-- Data provided start --

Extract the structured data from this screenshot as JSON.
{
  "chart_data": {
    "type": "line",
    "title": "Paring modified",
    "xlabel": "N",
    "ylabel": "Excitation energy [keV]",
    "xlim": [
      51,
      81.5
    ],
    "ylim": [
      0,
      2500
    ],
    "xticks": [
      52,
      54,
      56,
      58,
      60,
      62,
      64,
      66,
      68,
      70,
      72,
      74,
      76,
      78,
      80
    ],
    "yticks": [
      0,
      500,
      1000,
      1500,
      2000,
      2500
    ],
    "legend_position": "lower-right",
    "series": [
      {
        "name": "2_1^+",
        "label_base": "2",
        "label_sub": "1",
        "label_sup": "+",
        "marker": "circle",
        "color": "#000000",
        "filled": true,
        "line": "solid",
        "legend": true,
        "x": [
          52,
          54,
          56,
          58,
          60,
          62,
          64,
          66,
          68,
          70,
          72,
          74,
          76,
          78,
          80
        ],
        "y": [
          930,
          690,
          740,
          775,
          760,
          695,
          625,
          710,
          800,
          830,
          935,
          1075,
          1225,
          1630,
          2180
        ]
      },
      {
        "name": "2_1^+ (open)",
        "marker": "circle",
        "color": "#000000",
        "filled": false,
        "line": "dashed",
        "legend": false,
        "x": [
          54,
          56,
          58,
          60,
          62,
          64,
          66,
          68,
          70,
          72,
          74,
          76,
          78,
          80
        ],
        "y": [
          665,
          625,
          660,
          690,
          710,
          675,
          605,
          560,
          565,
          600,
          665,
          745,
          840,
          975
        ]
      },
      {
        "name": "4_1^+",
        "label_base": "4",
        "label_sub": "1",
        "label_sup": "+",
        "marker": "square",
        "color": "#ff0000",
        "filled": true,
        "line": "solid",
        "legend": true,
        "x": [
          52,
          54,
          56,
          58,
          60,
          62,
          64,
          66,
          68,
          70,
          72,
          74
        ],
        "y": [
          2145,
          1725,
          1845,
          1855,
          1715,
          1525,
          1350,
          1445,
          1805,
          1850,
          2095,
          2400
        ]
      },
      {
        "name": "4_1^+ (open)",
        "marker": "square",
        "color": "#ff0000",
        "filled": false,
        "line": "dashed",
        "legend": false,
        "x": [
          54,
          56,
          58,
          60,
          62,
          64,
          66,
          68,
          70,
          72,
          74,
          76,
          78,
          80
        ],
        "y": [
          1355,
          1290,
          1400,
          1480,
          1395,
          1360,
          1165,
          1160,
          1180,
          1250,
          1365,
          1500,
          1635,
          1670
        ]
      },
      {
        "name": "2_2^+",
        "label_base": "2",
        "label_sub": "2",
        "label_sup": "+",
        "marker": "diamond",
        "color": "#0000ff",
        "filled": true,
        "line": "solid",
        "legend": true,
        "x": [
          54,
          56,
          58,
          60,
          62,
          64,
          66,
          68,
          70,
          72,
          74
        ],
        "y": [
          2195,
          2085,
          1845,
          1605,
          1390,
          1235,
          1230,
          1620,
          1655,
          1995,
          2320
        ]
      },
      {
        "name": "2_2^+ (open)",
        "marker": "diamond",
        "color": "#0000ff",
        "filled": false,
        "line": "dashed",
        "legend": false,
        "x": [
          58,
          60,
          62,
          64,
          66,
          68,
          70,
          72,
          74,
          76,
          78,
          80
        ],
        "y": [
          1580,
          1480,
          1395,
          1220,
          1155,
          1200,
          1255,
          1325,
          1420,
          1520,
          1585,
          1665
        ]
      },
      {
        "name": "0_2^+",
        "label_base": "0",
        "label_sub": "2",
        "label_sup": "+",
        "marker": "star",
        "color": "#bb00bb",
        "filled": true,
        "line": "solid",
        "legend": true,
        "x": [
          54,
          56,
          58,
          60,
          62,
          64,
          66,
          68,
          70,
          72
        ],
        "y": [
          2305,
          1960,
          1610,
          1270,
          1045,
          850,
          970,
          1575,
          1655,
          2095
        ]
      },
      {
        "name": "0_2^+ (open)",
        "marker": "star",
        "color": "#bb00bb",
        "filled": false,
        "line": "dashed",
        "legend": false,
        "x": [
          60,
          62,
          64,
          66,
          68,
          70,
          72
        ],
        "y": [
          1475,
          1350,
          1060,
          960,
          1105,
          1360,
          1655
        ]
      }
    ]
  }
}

-- Data provided end --

Problem to solve >>
Extract from the material all lines containing the string "open".

Written answer >>
        "name": "2_1^+ (open)",
        "name": "4_1^+ (open)",
        "name": "2_2^+ (open)",
        "name": "0_2^+ (open)",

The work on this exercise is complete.